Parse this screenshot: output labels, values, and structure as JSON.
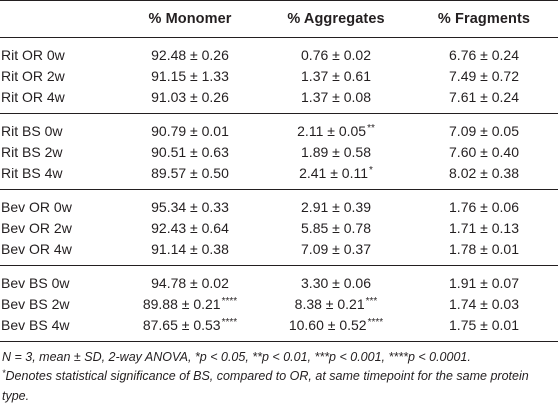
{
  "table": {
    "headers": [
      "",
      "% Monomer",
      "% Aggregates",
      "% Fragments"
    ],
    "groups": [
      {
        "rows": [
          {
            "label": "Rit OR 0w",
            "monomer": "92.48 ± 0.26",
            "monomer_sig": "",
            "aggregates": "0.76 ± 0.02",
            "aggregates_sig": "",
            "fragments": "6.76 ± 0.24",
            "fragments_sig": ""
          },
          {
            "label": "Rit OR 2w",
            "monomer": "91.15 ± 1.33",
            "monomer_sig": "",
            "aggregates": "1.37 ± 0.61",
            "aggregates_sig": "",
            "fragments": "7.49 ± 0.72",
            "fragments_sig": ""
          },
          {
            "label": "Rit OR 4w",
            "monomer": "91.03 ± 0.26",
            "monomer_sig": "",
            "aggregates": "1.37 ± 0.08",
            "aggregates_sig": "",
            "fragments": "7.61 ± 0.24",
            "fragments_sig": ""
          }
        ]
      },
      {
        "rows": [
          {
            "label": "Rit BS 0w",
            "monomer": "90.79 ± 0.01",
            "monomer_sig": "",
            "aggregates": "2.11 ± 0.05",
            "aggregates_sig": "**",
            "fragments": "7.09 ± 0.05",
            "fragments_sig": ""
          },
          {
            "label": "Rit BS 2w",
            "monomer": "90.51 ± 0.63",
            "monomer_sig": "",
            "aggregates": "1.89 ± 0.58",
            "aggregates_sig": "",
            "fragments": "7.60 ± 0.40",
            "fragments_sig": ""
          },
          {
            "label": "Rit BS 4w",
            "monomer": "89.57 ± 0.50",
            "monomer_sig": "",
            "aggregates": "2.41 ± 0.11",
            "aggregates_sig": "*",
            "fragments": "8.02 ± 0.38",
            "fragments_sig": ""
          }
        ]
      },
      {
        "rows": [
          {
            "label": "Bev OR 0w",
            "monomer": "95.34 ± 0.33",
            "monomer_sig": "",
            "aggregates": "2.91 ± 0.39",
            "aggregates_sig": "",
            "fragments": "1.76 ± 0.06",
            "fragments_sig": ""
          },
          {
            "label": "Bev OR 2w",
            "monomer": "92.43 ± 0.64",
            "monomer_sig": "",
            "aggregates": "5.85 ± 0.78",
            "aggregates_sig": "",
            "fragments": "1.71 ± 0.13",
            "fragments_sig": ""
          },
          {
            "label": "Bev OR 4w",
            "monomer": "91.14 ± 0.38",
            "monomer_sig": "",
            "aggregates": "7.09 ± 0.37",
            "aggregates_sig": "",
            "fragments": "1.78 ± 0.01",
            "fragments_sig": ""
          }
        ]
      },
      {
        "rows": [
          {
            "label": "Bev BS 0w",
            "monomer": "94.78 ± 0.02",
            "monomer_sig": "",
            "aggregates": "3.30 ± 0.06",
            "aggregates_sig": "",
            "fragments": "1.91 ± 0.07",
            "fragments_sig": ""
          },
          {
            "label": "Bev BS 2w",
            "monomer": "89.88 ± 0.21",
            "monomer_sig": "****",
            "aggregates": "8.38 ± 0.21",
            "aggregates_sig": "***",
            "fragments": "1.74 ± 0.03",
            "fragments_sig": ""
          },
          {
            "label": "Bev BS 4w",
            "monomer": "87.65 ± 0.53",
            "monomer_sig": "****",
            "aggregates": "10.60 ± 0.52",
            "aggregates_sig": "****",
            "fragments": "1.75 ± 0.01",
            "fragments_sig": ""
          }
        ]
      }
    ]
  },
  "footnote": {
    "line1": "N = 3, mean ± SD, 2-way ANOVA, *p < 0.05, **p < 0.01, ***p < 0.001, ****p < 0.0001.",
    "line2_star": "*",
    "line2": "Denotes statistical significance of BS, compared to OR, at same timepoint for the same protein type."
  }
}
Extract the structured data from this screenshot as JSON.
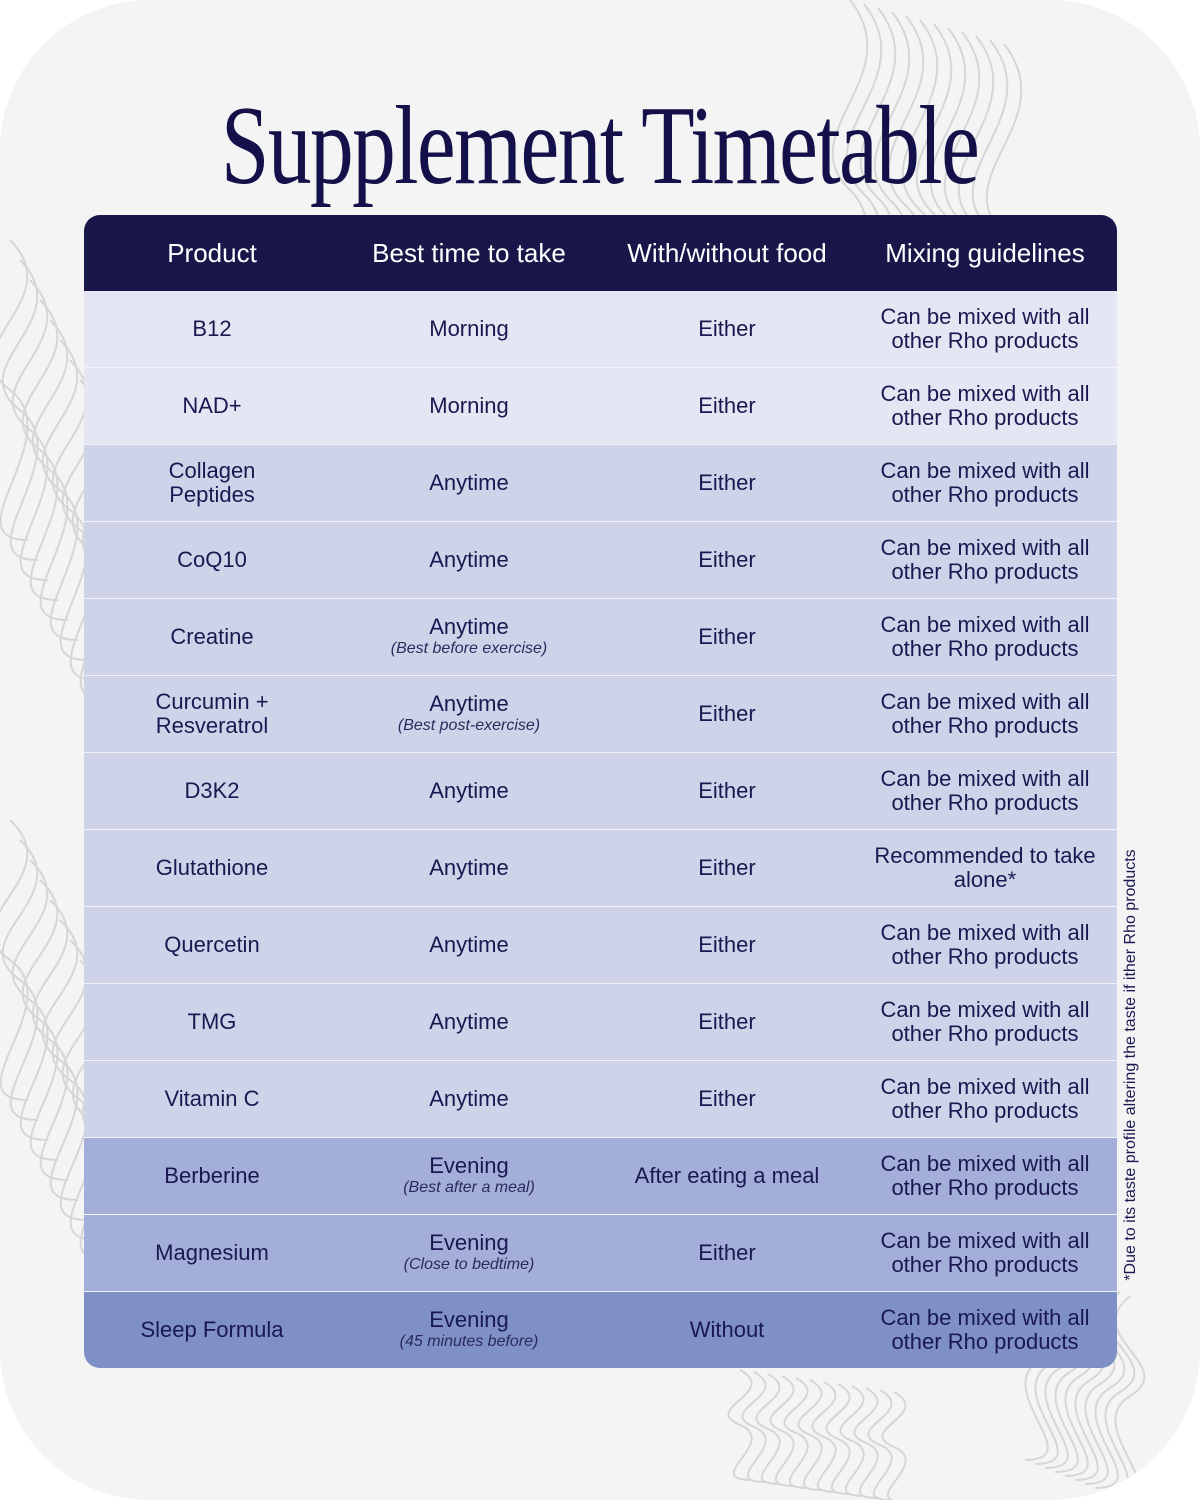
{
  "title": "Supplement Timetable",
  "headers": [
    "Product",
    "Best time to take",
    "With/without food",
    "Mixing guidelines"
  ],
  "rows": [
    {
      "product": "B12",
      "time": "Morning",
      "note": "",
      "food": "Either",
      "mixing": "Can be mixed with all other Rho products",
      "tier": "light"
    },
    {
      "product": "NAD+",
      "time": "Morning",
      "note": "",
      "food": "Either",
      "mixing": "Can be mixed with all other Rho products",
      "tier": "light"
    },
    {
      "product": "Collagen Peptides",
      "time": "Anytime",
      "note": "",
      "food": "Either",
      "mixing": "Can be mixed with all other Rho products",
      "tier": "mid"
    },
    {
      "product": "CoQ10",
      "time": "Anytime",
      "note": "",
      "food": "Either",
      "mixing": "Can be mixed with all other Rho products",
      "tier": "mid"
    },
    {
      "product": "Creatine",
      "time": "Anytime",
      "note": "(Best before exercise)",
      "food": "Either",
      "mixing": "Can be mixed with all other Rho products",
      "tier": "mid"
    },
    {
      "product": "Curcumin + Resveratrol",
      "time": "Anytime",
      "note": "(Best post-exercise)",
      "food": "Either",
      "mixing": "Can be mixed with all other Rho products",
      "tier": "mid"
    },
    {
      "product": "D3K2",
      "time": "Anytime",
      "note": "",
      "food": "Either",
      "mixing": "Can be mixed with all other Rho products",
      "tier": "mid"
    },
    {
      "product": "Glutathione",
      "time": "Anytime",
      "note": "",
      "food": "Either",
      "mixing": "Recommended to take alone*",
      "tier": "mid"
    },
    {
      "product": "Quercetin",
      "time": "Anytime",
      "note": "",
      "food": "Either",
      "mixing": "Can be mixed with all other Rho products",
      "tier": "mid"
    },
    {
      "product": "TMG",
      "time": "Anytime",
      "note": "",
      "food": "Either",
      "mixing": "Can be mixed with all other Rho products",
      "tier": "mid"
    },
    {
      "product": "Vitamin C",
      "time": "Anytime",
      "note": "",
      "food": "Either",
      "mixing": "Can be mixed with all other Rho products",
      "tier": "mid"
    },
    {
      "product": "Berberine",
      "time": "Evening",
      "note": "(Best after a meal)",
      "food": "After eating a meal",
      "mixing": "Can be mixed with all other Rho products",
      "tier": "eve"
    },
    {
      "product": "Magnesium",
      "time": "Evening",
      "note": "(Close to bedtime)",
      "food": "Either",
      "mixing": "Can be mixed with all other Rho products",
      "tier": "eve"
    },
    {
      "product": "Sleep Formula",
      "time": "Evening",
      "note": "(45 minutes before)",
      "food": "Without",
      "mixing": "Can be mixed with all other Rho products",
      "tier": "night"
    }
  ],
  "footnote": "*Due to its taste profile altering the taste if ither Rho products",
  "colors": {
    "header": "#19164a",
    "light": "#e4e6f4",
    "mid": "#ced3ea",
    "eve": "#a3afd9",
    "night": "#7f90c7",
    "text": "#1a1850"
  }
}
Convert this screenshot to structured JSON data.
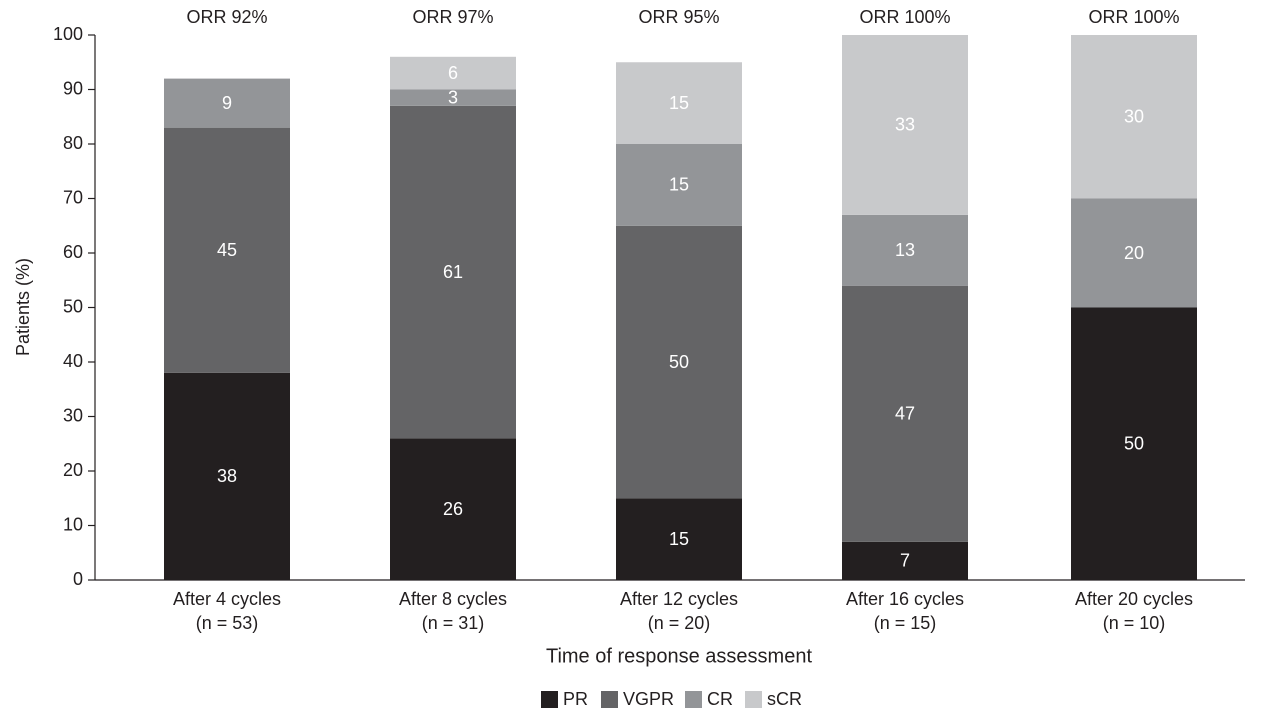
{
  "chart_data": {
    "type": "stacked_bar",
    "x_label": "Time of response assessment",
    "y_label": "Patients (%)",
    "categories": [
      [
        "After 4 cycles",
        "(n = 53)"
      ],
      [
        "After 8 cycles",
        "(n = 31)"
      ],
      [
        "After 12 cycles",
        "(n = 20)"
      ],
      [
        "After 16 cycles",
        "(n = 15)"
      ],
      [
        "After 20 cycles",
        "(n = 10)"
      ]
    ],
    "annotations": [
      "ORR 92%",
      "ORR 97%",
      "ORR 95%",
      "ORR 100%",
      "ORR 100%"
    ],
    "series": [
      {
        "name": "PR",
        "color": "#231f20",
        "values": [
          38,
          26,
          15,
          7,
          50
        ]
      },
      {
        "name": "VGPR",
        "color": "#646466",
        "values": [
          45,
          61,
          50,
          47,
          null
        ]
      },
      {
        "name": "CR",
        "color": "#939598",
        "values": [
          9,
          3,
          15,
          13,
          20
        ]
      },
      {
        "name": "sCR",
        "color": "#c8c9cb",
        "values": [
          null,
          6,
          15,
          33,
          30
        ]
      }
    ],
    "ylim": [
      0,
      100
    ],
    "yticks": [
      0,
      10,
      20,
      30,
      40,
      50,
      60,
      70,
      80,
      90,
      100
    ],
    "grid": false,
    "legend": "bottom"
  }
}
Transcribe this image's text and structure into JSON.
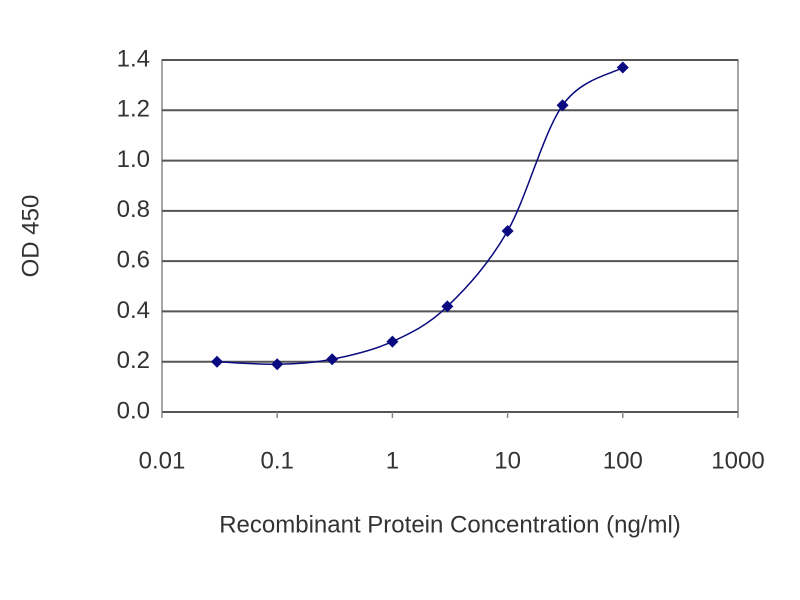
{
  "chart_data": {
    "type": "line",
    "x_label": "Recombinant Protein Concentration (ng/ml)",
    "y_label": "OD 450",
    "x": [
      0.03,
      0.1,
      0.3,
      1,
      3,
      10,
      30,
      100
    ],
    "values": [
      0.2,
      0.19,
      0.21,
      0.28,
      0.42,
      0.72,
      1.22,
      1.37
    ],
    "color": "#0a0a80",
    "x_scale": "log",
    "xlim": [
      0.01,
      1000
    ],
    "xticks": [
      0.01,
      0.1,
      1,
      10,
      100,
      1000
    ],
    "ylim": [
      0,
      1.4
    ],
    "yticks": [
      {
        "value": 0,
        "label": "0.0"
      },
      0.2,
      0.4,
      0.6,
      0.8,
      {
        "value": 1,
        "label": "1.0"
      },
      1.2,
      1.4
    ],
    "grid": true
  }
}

*-*-*

*Problem to work on:* The count alone is wanted: how many lines above hold the string "take"?

*Task output:* 2